Start of MATERIALS PROVIDED

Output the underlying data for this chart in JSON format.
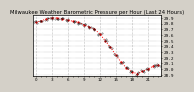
{
  "title": "Milwaukee Weather Barometric Pressure per Hour (Last 24 Hours)",
  "hours": [
    0,
    1,
    2,
    3,
    4,
    5,
    6,
    7,
    8,
    9,
    10,
    11,
    12,
    13,
    14,
    15,
    16,
    17,
    18,
    19,
    20,
    21,
    22,
    23
  ],
  "pressure": [
    29.82,
    29.85,
    29.88,
    29.9,
    29.9,
    29.88,
    29.86,
    29.84,
    29.82,
    29.78,
    29.74,
    29.7,
    29.62,
    29.5,
    29.38,
    29.25,
    29.12,
    29.02,
    28.95,
    28.92,
    28.96,
    29.0,
    29.05,
    29.08
  ],
  "line_color": "#ff0000",
  "marker_color": "#000000",
  "bg_color": "#d4d0c8",
  "plot_bg_color": "#ffffff",
  "grid_color": "#888888",
  "ylim": [
    28.88,
    29.95
  ],
  "yticks": [
    28.9,
    29.0,
    29.1,
    29.2,
    29.3,
    29.4,
    29.5,
    29.6,
    29.7,
    29.8,
    29.9
  ],
  "title_fontsize": 3.8,
  "tick_fontsize": 3.2
}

End of MATERIALS PROVIDED

◆ REQUIRED WORK
Print all of the records shown above exactly, leaving out each picture.

◆ THE OUTPUT
Output the underlying data for this chart in JSON format.
{
  "title": "Milwaukee Weather Barometric Pressure per Hour (Last 24 Hours)",
  "hours": [
    0,
    1,
    2,
    3,
    4,
    5,
    6,
    7,
    8,
    9,
    10,
    11,
    12,
    13,
    14,
    15,
    16,
    17,
    18,
    19,
    20,
    21,
    22,
    23
  ],
  "pressure": [
    29.82,
    29.85,
    29.88,
    29.9,
    29.9,
    29.88,
    29.86,
    29.84,
    29.82,
    29.78,
    29.74,
    29.7,
    29.62,
    29.5,
    29.38,
    29.25,
    29.12,
    29.02,
    28.95,
    28.92,
    28.96,
    29.0,
    29.05,
    29.08
  ],
  "line_color": "#ff0000",
  "marker_color": "#000000",
  "bg_color": "#d4d0c8",
  "plot_bg_color": "#ffffff",
  "grid_color": "#888888",
  "ylim": [
    28.88,
    29.95
  ],
  "yticks": [
    28.9,
    29.0,
    29.1,
    29.2,
    29.3,
    29.4,
    29.5,
    29.6,
    29.7,
    29.8,
    29.9
  ],
  "title_fontsize": 3.8,
  "tick_fontsize": 3.2
}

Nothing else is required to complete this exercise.